What to produce: Extract and list every line that contains the word "compañeros".

Data listing:
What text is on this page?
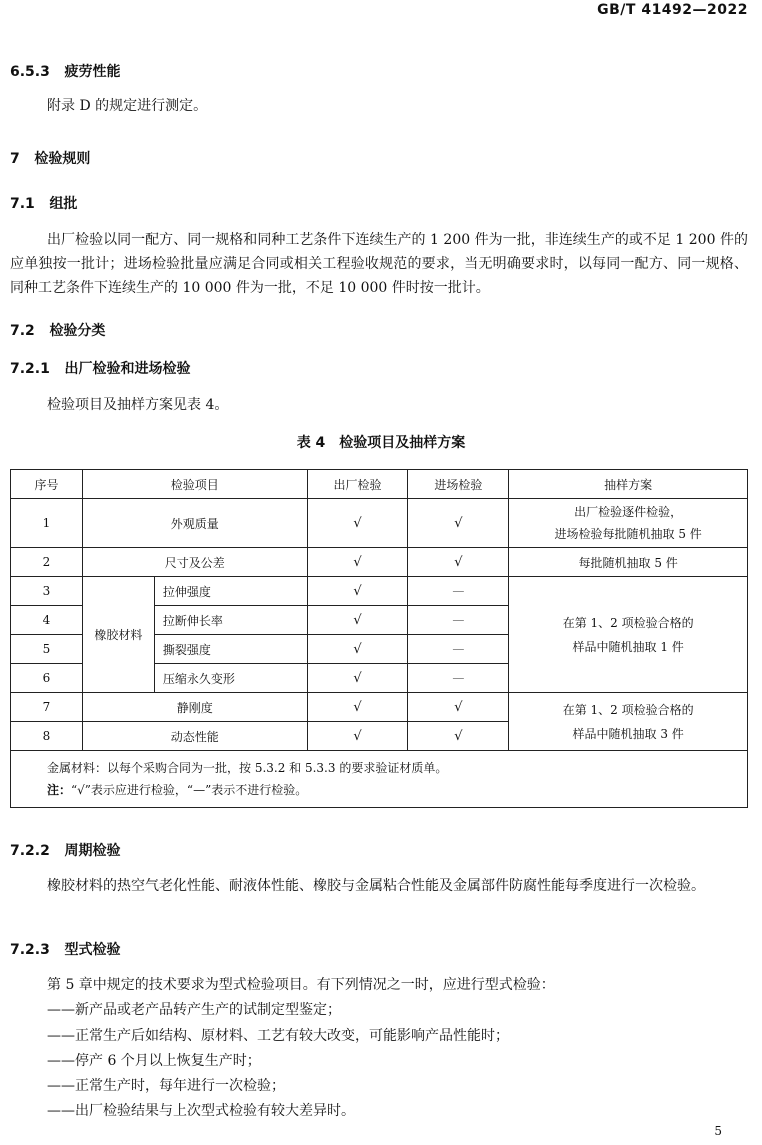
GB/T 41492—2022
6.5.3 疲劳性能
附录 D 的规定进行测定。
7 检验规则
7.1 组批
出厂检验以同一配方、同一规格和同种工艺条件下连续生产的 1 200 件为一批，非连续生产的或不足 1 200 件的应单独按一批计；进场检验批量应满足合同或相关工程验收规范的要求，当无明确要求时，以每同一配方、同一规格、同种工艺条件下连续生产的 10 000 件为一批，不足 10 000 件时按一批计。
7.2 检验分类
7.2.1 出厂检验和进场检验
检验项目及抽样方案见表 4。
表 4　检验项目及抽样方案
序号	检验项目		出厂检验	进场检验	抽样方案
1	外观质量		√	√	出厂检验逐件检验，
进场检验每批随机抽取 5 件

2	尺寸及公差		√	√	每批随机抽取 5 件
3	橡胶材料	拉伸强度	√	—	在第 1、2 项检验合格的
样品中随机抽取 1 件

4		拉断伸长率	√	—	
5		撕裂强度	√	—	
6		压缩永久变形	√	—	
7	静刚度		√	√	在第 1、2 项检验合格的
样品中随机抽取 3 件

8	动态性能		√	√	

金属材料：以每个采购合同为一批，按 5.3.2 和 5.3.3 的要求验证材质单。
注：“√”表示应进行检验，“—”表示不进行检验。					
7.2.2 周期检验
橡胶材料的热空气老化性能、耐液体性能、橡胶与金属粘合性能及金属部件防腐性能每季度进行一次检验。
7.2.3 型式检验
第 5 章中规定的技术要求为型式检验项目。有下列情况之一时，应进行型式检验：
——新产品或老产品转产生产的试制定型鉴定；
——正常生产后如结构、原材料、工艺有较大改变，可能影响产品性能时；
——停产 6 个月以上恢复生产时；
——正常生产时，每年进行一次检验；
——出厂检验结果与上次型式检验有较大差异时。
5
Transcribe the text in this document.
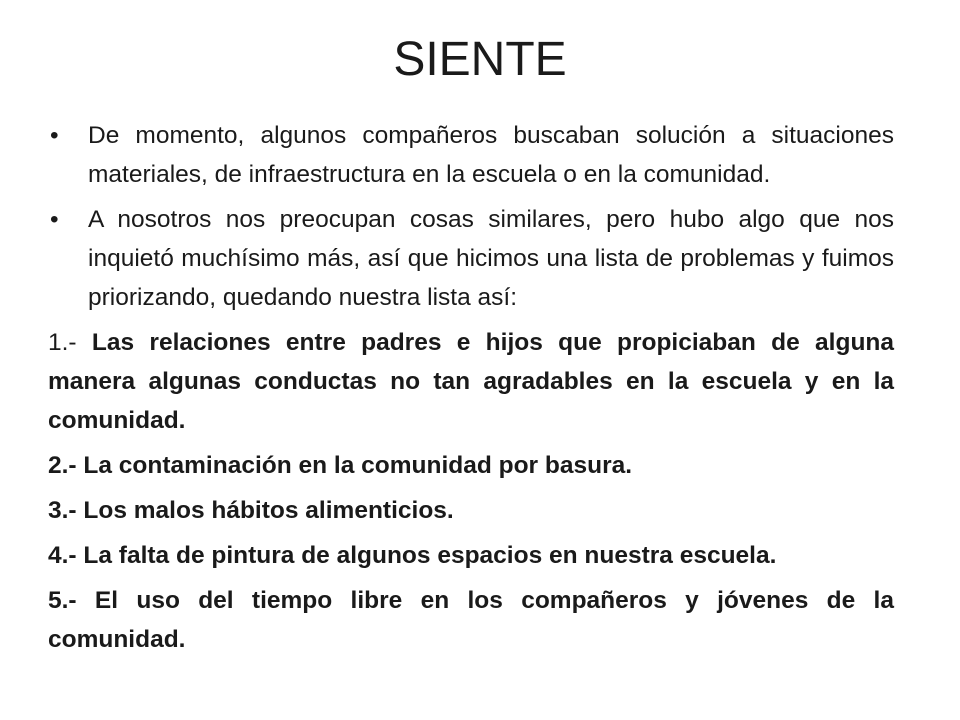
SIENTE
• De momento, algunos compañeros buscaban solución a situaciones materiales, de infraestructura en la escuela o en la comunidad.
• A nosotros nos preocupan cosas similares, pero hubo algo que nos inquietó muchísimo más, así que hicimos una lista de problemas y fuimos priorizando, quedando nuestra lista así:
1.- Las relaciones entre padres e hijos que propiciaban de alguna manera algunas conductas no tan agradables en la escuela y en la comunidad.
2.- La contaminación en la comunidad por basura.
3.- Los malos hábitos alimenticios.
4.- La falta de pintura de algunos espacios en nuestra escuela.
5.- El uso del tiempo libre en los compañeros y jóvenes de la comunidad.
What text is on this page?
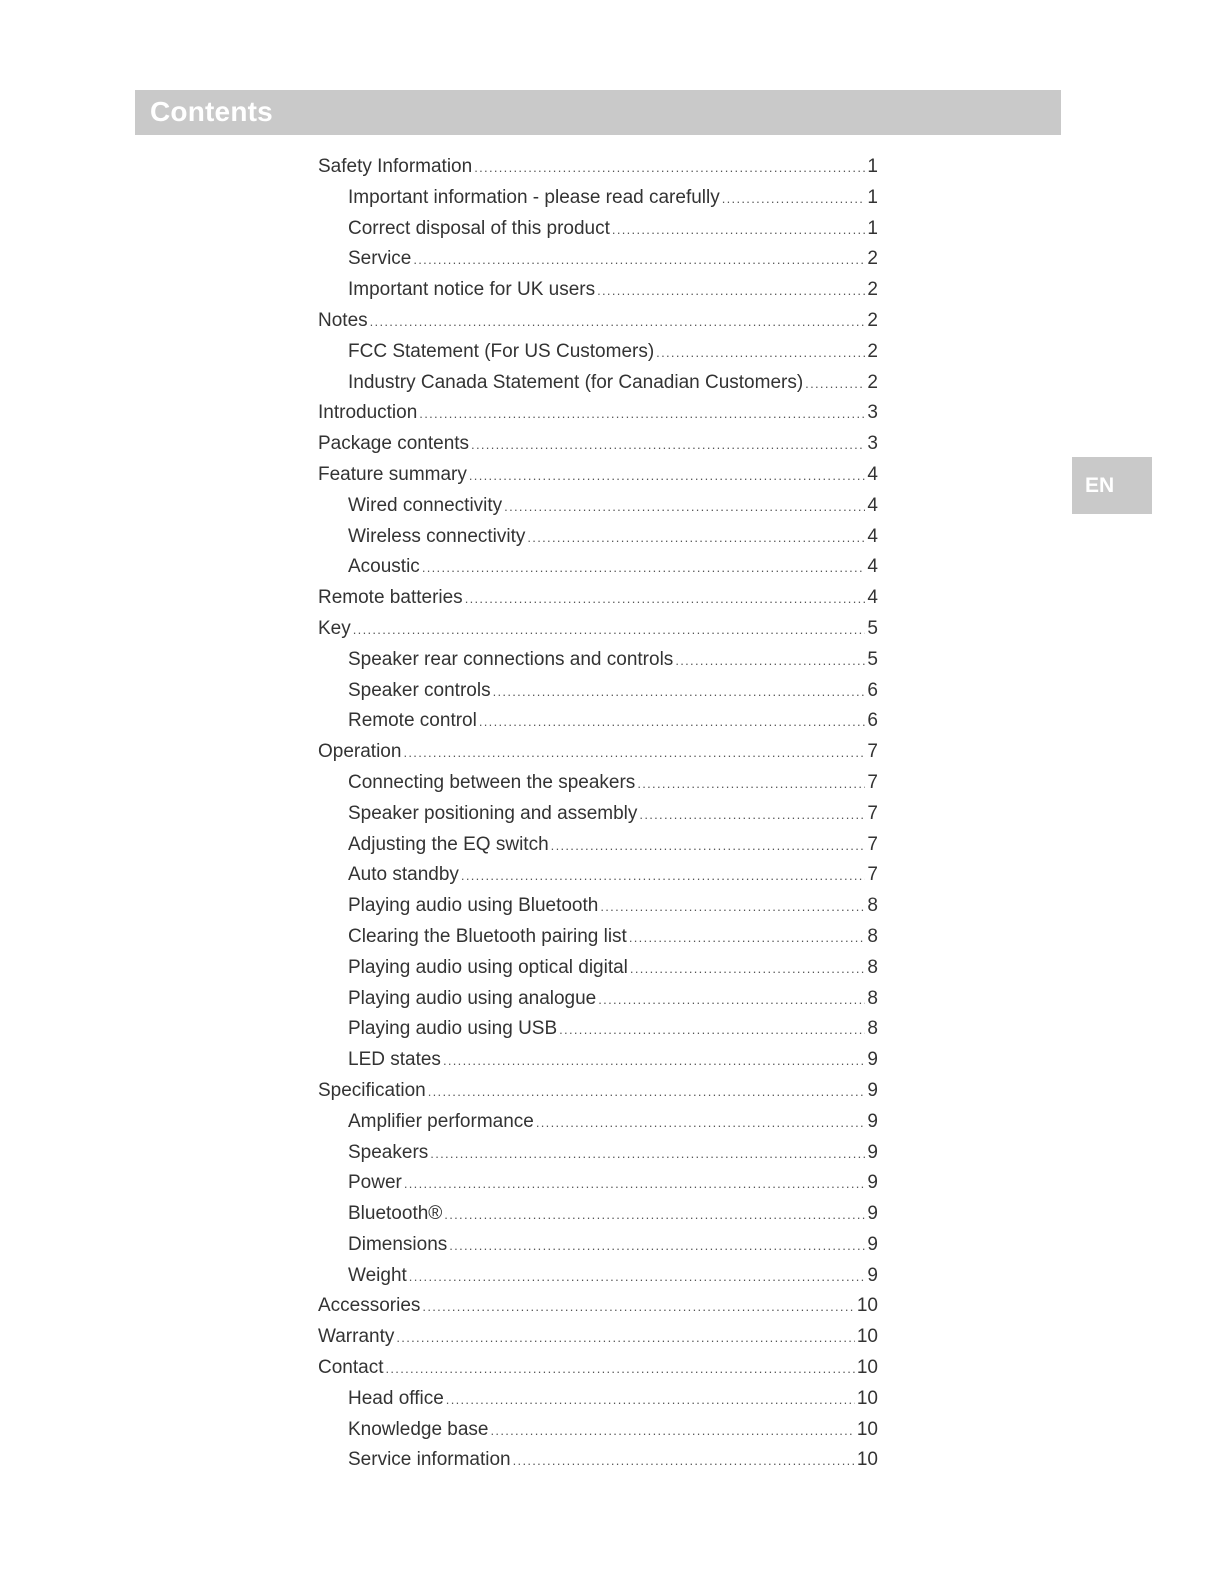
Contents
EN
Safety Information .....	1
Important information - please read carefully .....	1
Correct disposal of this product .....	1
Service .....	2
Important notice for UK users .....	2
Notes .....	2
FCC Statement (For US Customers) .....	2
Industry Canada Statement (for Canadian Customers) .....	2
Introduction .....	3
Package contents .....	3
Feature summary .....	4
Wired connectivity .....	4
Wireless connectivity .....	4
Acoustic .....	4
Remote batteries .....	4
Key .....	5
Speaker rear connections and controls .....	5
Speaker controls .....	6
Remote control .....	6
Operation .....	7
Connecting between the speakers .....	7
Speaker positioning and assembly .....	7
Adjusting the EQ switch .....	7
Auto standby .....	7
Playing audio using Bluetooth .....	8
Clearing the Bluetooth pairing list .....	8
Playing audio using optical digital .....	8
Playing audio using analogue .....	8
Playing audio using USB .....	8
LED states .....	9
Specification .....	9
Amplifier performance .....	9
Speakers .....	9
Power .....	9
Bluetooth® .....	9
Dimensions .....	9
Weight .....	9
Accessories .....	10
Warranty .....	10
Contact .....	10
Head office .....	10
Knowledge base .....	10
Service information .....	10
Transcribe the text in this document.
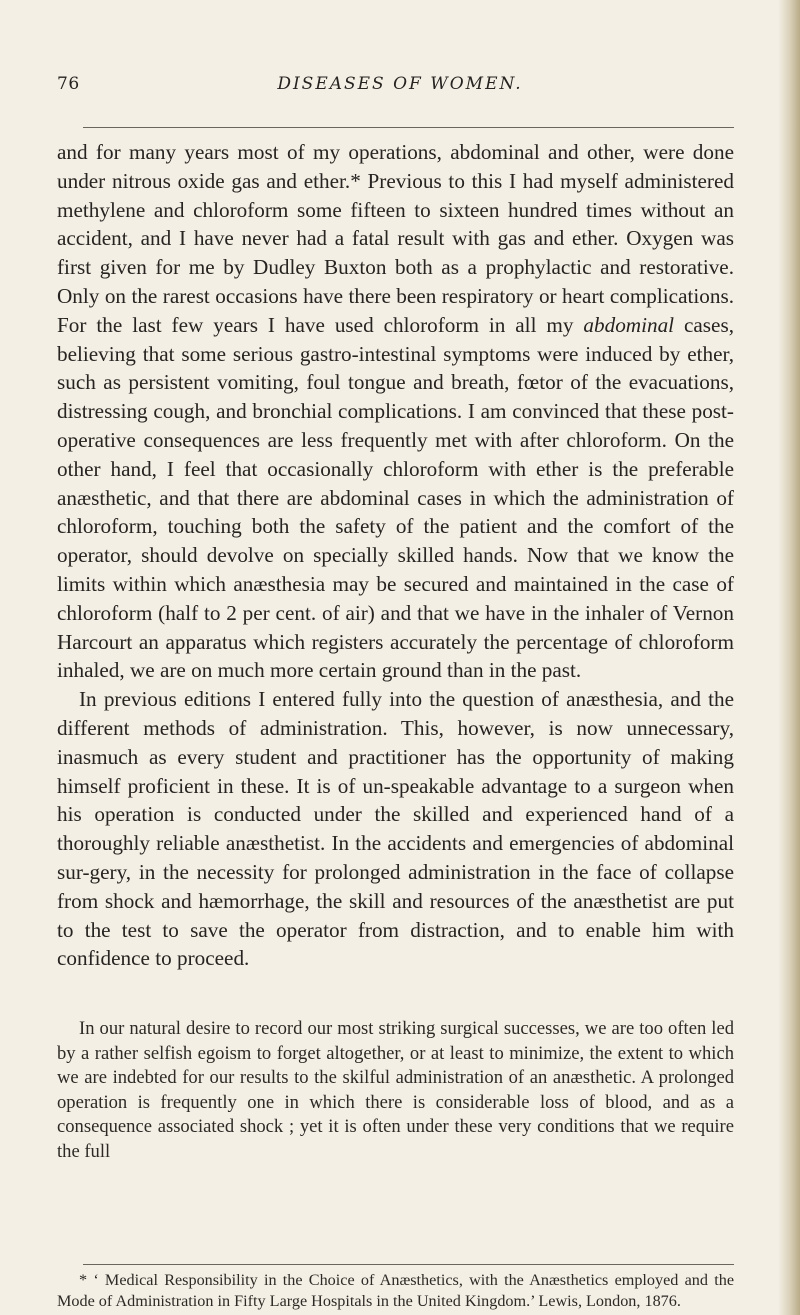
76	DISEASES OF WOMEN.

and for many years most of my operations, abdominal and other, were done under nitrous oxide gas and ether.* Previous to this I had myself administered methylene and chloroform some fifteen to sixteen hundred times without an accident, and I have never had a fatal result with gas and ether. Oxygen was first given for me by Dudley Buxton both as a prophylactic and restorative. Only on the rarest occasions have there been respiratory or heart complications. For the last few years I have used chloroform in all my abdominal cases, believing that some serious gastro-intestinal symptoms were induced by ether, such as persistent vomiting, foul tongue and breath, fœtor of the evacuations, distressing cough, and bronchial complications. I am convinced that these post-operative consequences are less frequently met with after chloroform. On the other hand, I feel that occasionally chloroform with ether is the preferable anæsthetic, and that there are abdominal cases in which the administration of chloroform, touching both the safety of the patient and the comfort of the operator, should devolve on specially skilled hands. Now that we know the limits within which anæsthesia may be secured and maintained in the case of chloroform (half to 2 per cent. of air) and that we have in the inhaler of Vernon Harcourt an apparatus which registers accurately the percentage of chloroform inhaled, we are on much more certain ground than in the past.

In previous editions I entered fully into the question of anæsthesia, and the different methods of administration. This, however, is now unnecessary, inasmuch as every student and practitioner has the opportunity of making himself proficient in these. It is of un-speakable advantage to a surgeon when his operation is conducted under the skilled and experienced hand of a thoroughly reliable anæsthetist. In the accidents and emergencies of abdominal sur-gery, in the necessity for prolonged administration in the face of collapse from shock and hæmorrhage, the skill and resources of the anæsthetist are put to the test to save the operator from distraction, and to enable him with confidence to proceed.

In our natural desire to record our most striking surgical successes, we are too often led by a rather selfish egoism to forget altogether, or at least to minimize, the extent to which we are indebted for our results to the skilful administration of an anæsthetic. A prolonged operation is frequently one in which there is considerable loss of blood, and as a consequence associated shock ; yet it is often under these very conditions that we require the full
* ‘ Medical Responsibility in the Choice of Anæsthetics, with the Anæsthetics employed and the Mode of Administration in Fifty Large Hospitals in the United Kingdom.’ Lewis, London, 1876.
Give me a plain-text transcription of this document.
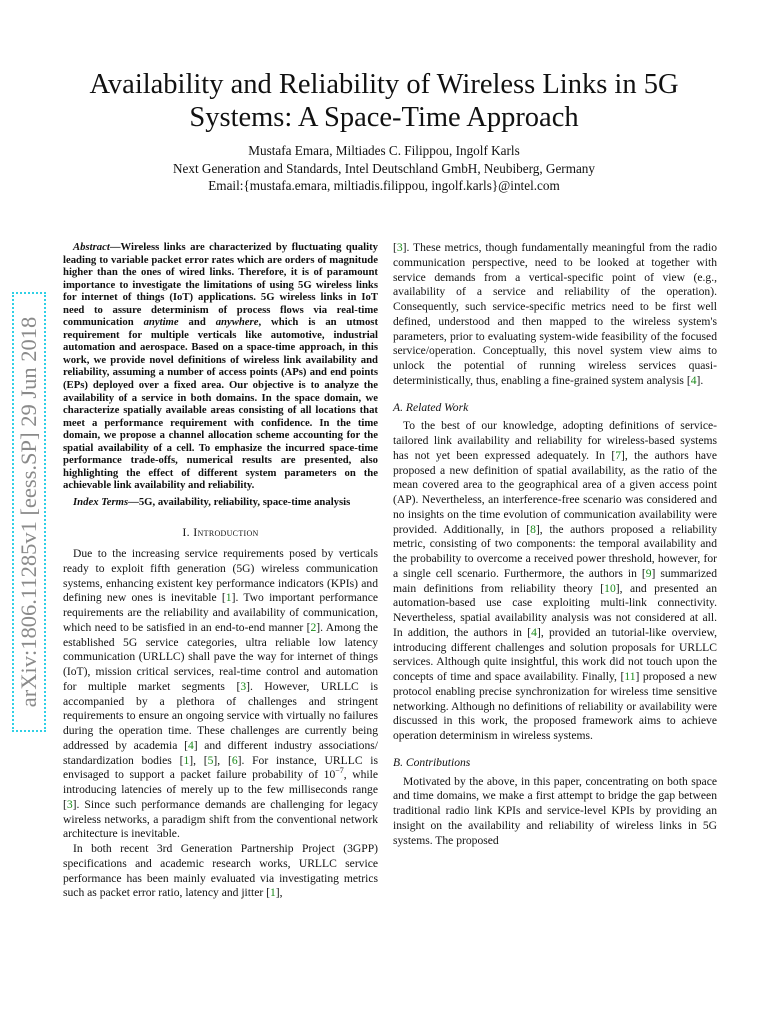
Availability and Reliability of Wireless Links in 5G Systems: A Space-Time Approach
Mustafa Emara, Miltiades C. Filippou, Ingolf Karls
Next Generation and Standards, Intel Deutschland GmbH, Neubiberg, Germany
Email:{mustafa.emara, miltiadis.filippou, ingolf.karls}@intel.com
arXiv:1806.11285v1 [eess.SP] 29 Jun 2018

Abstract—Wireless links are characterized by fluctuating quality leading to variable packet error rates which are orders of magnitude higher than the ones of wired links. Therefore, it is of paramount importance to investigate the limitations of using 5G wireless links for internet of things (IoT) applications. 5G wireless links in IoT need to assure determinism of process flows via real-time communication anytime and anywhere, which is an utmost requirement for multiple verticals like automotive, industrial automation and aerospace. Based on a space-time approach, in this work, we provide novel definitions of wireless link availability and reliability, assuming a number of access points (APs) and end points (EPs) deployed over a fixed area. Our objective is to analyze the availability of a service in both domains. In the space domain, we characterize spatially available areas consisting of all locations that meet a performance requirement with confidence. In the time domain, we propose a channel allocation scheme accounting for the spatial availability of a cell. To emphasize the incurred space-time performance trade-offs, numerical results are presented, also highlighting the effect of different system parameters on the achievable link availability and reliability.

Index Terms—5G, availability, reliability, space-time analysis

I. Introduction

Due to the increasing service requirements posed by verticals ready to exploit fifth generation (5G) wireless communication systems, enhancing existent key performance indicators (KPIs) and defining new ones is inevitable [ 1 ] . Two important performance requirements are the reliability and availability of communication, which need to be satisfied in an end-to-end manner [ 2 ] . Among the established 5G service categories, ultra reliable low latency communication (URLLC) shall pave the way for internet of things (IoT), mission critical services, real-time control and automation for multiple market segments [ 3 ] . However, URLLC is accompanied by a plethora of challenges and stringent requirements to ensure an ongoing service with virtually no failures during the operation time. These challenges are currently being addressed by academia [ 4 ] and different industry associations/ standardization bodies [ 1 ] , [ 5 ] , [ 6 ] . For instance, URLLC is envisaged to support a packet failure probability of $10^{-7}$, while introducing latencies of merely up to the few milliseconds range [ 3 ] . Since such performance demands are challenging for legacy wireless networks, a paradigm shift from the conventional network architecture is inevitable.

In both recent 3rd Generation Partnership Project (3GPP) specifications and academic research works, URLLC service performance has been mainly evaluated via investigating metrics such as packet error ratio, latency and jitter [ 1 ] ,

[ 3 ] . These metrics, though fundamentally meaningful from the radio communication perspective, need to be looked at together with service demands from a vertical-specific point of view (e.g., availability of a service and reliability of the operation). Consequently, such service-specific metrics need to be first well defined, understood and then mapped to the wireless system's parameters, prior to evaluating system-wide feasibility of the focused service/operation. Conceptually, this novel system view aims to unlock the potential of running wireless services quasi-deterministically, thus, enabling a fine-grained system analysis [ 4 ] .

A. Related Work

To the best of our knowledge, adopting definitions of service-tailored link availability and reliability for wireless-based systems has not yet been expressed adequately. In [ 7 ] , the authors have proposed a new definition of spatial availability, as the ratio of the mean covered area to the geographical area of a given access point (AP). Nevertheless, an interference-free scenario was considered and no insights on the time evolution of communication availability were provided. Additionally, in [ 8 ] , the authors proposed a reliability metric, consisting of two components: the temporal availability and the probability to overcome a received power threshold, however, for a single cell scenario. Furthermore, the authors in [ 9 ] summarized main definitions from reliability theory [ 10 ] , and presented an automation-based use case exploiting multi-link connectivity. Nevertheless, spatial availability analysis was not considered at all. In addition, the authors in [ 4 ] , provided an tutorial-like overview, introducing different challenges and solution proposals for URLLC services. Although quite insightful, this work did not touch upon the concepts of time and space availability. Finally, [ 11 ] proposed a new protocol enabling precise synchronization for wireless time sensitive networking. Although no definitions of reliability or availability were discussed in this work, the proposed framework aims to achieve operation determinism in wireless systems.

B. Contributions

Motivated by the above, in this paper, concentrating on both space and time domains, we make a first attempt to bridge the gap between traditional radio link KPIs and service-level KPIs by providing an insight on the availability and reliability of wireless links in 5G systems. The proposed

In response:
• De momento, algunos compañeros buscaban solución a situaciones materiales, de infraestructura en la escuela o en la comunidad.
5.- El uso del tiempo libre en los compañeros y jóvenes de la comunidad.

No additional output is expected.